Task objective :: Please copy all the lines that follow, word for word.

Input for this task ::
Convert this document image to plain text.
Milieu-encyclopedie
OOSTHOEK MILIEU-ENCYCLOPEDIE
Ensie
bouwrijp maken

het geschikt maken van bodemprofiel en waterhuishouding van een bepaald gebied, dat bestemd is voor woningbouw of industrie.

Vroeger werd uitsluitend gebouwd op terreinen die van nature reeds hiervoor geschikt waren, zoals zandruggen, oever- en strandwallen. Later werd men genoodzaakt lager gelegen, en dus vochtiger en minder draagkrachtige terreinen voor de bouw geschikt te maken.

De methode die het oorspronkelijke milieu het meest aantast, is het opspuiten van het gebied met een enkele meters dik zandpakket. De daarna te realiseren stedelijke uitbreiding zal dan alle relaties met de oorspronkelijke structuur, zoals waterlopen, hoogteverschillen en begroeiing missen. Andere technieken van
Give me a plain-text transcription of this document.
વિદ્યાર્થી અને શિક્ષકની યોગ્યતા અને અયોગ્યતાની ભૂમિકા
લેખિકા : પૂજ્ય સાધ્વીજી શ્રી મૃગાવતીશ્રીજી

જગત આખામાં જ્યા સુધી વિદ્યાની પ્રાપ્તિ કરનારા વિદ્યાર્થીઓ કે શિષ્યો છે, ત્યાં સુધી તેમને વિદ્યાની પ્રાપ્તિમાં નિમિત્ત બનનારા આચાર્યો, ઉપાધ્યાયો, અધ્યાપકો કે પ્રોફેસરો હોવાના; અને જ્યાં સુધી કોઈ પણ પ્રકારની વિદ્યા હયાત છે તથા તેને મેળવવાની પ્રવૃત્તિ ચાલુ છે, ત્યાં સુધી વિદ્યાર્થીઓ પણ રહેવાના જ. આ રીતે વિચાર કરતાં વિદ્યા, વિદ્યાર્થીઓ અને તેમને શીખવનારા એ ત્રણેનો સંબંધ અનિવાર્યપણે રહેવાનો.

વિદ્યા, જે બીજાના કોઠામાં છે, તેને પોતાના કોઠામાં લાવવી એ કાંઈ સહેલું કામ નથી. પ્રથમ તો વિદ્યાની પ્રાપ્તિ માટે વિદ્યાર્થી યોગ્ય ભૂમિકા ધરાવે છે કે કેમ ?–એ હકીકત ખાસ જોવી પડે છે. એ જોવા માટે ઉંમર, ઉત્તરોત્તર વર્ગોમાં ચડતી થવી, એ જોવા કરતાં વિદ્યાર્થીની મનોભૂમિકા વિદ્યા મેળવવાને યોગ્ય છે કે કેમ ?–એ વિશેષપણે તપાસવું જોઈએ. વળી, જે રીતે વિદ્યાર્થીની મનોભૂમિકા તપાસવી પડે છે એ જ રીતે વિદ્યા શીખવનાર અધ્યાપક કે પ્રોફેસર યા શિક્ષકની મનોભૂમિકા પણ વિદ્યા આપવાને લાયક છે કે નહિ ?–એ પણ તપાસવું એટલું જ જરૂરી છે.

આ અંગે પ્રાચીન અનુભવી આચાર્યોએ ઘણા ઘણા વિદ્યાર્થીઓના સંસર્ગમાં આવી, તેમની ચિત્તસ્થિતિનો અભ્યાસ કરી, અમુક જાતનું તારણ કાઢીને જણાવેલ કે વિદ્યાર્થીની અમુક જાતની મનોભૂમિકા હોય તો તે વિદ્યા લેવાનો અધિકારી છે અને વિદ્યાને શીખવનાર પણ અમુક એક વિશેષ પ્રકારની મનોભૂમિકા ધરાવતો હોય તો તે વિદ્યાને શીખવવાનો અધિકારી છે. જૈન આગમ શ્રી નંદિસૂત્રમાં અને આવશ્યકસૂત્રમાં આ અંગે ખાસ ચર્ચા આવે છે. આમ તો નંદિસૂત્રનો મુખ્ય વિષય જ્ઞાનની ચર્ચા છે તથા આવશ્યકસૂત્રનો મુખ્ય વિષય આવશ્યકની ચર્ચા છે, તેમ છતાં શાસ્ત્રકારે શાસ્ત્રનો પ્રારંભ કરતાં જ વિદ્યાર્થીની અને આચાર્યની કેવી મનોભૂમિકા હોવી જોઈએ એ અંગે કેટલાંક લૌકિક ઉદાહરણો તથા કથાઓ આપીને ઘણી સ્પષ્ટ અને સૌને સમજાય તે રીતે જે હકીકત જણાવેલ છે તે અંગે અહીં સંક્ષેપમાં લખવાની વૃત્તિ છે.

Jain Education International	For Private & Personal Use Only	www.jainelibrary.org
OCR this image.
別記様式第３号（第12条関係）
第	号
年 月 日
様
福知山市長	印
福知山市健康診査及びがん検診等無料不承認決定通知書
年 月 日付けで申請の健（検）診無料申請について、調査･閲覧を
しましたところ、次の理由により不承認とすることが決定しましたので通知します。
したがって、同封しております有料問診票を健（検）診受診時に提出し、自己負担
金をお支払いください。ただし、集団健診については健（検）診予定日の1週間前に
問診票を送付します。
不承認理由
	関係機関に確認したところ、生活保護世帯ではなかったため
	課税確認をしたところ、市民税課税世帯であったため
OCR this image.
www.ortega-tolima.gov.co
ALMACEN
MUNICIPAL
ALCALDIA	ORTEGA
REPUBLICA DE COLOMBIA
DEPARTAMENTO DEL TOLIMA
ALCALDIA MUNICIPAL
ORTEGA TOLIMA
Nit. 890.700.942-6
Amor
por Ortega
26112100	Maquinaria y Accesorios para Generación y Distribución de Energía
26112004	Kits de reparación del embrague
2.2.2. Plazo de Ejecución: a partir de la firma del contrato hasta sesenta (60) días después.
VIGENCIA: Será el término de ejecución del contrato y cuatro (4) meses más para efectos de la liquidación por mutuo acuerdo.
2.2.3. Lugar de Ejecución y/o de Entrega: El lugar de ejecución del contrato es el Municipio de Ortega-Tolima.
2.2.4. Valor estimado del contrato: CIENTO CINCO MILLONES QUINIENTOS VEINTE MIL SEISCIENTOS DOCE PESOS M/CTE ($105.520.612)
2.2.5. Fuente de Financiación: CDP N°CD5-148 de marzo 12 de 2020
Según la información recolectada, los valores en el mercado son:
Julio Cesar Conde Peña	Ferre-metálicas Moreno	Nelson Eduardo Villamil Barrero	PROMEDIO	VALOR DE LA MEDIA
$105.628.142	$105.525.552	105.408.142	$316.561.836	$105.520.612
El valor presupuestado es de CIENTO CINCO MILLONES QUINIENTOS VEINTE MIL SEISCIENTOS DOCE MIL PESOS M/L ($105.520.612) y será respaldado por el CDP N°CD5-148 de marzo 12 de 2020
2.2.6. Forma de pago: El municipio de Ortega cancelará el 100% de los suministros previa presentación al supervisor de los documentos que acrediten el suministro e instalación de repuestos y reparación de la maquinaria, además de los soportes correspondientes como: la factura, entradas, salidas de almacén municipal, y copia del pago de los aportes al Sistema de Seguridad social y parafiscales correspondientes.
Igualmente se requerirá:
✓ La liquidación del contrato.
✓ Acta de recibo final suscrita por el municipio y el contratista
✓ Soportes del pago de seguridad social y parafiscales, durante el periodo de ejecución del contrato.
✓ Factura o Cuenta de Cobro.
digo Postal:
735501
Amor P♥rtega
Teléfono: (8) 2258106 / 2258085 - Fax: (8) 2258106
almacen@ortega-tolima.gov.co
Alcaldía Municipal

Output ::
Convert this document image to plain text.
Milieu-encyclopedie
OOSTHOEK MILIEU-ENCYCLOPEDIE
Ensie
bouwrijp maken

het geschikt maken van bodemprofiel en waterhuishouding van een bepaald gebied, dat bestemd is voor woningbouw of industrie.

Vroeger werd uitsluitend gebouwd op terreinen die van nature reeds hiervoor geschikt waren, zoals zandruggen, oever- en strandwallen. Later werd men genoodzaakt lager gelegen, en dus vochtiger en minder draagkrachtige terreinen voor de bouw geschikt te maken.

De methode die het oorspronkelijke milieu het meest aantast, is het opspuiten van het gebied met een enkele meters dik zandpakket. De daarna te realiseren stedelijke uitbreiding zal dan alle relaties met de oorspronkelijke structuur, zoals waterlopen, hoogteverschillen en begroeiing missen. Andere technieken van
Give me a plain-text transcription of this document.
વિદ્યાર્થી અને શિક્ષકની યોગ્યતા અને અયોગ્યતાની ભૂમિકા
લેખિકા : પૂજ્ય સાધ્વીજી શ્રી મૃગાવતીશ્રીજી

જગત આખામાં જ્યા સુધી વિદ્યાની પ્રાપ્તિ કરનારા વિદ્યાર્થીઓ કે શિષ્યો છે, ત્યાં સુધી તેમને વિદ્યાની પ્રાપ્તિમાં નિમિત્ત બનનારા આચાર્યો, ઉપાધ્યાયો, અધ્યાપકો કે પ્રોફેસરો હોવાના; અને જ્યાં સુધી કોઈ પણ પ્રકારની વિદ્યા હયાત છે તથા તેને મેળવવાની પ્રવૃત્તિ ચાલુ છે, ત્યાં સુધી વિદ્યાર્થીઓ પણ રહેવાના જ. આ રીતે વિચાર કરતાં વિદ્યા, વિદ્યાર્થીઓ અને તેમને શીખવનારા એ ત્રણેનો સંબંધ અનિવાર્યપણે રહેવાનો.

વિદ્યા, જે બીજાના કોઠામાં છે, તેને પોતાના કોઠામાં લાવવી એ કાંઈ સહેલું કામ નથી. પ્રથમ તો વિદ્યાની પ્રાપ્તિ માટે વિદ્યાર્થી યોગ્ય ભૂમિકા ધરાવે છે કે કેમ ?–એ હકીકત ખાસ જોવી પડે છે. એ જોવા માટે ઉંમર, ઉત્તરોત્તર વર્ગોમાં ચડતી થવી, એ જોવા કરતાં વિદ્યાર્થીની મનોભૂમિકા વિદ્યા મેળવવાને યોગ્ય છે કે કેમ ?–એ વિશેષપણે તપાસવું જોઈએ. વળી, જે રીતે વિદ્યાર્થીની મનોભૂમિકા તપાસવી પડે છે એ જ રીતે વિદ્યા શીખવનાર અધ્યાપક કે પ્રોફેસર યા શિક્ષકની મનોભૂમિકા પણ વિદ્યા આપવાને લાયક છે કે નહિ ?–એ પણ તપાસવું એટલું જ જરૂરી છે.

આ અંગે પ્રાચીન અનુભવી આચાર્યોએ ઘણા ઘણા વિદ્યાર્થીઓના સંસર્ગમાં આવી, તેમની ચિત્તસ્થિતિનો અભ્યાસ કરી, અમુક જાતનું તારણ કાઢીને જણાવેલ કે વિદ્યાર્થીની અમુક જાતની મનોભૂમિકા હોય તો તે વિદ્યા લેવાનો અધિકારી છે અને વિદ્યાને શીખવનાર પણ અમુક એક વિશેષ પ્રકારની મનોભૂમિકા ધરાવતો હોય તો તે વિદ્યાને શીખવવાનો અધિકારી છે. જૈન આગમ શ્રી નંદિસૂત્રમાં અને આવશ્યકસૂત્રમાં આ અંગે ખાસ ચર્ચા આવે છે. આમ તો નંદિસૂત્રનો મુખ્ય વિષય જ્ઞાનની ચર્ચા છે તથા આવશ્યકસૂત્રનો મુખ્ય વિષય આવશ્યકની ચર્ચા છે, તેમ છતાં શાસ્ત્રકારે શાસ્ત્રનો પ્રારંભ કરતાં જ વિદ્યાર્થીની અને આચાર્યની કેવી મનોભૂમિકા હોવી જોઈએ એ અંગે કેટલાંક લૌકિક ઉદાહરણો તથા કથાઓ આપીને ઘણી સ્પષ્ટ અને સૌને સમજાય તે રીતે જે હકીકત જણાવેલ છે તે અંગે અહીં સંક્ષેપમાં લખવાની વૃત્તિ છે.

Jain Education International	For Private & Personal Use Only	www.jainelibrary.org
OCR this image.
別記様式第３号（第12条関係）
第	号
年 月 日
様
福知山市長	印
福知山市健康診査及びがん検診等無料不承認決定通知書
年 月 日付けで申請の健（検）診無料申請について、調査･閲覧を
しましたところ、次の理由により不承認とすることが決定しましたので通知します。
したがって、同封しております有料問診票を健（検）診受診時に提出し、自己負担
金をお支払いください。ただし、集団健診については健（検）診予定日の1週間前に
問診票を送付します。
不承認理由
	関係機関に確認したところ、生活保護世帯ではなかったため
	課税確認をしたところ、市民税課税世帯であったため
OCR this image.
www.ortega-tolima.gov.co
ALMACEN
MUNICIPAL
ALCALDIA	ORTEGA
REPUBLICA DE COLOMBIA
DEPARTAMENTO DEL TOLIMA
ALCALDIA MUNICIPAL
ORTEGA TOLIMA
Nit. 890.700.942-6
Amor
por Ortega
26112100	Maquinaria y Accesorios para Generación y Distribución de Energía
26112004	Kits de reparación del embrague
2.2.2. Plazo de Ejecución: a partir de la firma del contrato hasta sesenta (60) días después.
VIGENCIA: Será el término de ejecución del contrato y cuatro (4) meses más para efectos de la liquidación por mutuo acuerdo.
2.2.3. Lugar de Ejecución y/o de Entrega: El lugar de ejecución del contrato es el Municipio de Ortega-Tolima.
2.2.4. Valor estimado del contrato: CIENTO CINCO MILLONES QUINIENTOS VEINTE MIL SEISCIENTOS DOCE PESOS M/CTE ($105.520.612)
2.2.5. Fuente de Financiación: CDP N°CD5-148 de marzo 12 de 2020
Según la información recolectada, los valores en el mercado son:
Julio Cesar Conde Peña	Ferre-metálicas Moreno	Nelson Eduardo Villamil Barrero	PROMEDIO	VALOR DE LA MEDIA
$105.628.142	$105.525.552	105.408.142	$316.561.836	$105.520.612
El valor presupuestado es de CIENTO CINCO MILLONES QUINIENTOS VEINTE MIL SEISCIENTOS DOCE MIL PESOS M/L ($105.520.612) y será respaldado por el CDP N°CD5-148 de marzo 12 de 2020
2.2.6. Forma de pago: El municipio de Ortega cancelará el 100% de los suministros previa presentación al supervisor de los documentos que acrediten el suministro e instalación de repuestos y reparación de la maquinaria, además de los soportes correspondientes como: la factura, entradas, salidas de almacén municipal, y copia del pago de los aportes al Sistema de Seguridad social y parafiscales correspondientes.
Igualmente se requerirá:
✓ La liquidación del contrato.
✓ Acta de recibo final suscrita por el municipio y el contratista
✓ Soportes del pago de seguridad social y parafiscales, durante el periodo de ejecución del contrato.
✓ Factura o Cuenta de Cobro.
digo Postal:
735501
Amor P♥rtega
Teléfono: (8) 2258106 / 2258085 - Fax: (8) 2258106
almacen@ortega-tolima.gov.co
Alcaldía Municipal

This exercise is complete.